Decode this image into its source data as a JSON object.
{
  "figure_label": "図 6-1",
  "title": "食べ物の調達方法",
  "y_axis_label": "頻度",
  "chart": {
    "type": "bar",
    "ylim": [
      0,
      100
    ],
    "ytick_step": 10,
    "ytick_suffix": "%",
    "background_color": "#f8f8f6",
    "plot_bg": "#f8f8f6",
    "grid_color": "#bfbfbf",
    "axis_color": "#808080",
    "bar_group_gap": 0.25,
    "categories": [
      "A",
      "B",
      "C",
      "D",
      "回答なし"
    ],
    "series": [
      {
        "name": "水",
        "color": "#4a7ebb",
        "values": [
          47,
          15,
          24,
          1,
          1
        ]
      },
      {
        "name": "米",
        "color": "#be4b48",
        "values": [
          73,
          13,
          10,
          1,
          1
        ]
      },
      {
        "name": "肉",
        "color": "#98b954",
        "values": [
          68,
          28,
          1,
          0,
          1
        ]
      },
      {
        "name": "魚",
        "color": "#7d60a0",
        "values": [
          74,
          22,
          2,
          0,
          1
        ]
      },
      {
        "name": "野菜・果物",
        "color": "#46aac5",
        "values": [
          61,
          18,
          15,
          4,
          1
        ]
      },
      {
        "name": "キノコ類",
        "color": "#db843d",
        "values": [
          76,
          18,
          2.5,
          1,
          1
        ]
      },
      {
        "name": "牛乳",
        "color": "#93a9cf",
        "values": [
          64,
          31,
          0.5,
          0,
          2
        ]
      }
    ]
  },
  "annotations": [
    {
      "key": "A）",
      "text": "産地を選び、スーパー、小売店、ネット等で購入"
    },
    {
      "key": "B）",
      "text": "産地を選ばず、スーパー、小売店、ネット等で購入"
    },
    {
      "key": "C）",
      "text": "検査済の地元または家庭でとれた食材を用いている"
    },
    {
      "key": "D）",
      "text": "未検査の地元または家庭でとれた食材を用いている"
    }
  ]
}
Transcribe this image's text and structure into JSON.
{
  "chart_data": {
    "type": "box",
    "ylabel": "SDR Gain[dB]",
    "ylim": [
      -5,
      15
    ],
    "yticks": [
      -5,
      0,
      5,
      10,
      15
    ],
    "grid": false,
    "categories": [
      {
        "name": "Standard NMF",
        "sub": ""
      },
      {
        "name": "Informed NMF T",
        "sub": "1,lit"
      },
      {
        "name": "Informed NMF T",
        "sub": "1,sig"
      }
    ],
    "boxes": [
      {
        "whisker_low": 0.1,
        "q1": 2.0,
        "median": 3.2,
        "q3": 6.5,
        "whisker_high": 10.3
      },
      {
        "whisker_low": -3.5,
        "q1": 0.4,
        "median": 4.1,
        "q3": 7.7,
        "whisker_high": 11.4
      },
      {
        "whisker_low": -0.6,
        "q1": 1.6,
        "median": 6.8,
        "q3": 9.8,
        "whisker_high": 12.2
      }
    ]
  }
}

What you have to do:
Exactly reproduce the lines from the one containing "Transcribe this image's" through the end of the records, and only those lines.

Task solution:
Transcribe this image's text and structure into JSON.
{
  "chart_data": {
    "type": "box",
    "ylabel": "SDR Gain[dB]",
    "ylim": [
      -5,
      15
    ],
    "yticks": [
      -5,
      0,
      5,
      10,
      15
    ],
    "grid": false,
    "categories": [
      {
        "name": "Standard NMF",
        "sub": ""
      },
      {
        "name": "Informed NMF T",
        "sub": "1,lit"
      },
      {
        "name": "Informed NMF T",
        "sub": "1,sig"
      }
    ],
    "boxes": [
      {
        "whisker_low": 0.1,
        "q1": 2.0,
        "median": 3.2,
        "q3": 6.5,
        "whisker_high": 10.3
      },
      {
        "whisker_low": -3.5,
        "q1": 0.4,
        "median": 4.1,
        "q3": 7.7,
        "whisker_high": 11.4
      },
      {
        "whisker_low": -0.6,
        "q1": 1.6,
        "median": 6.8,
        "q3": 9.8,
        "whisker_high": 12.2
      }
    ]
  }
}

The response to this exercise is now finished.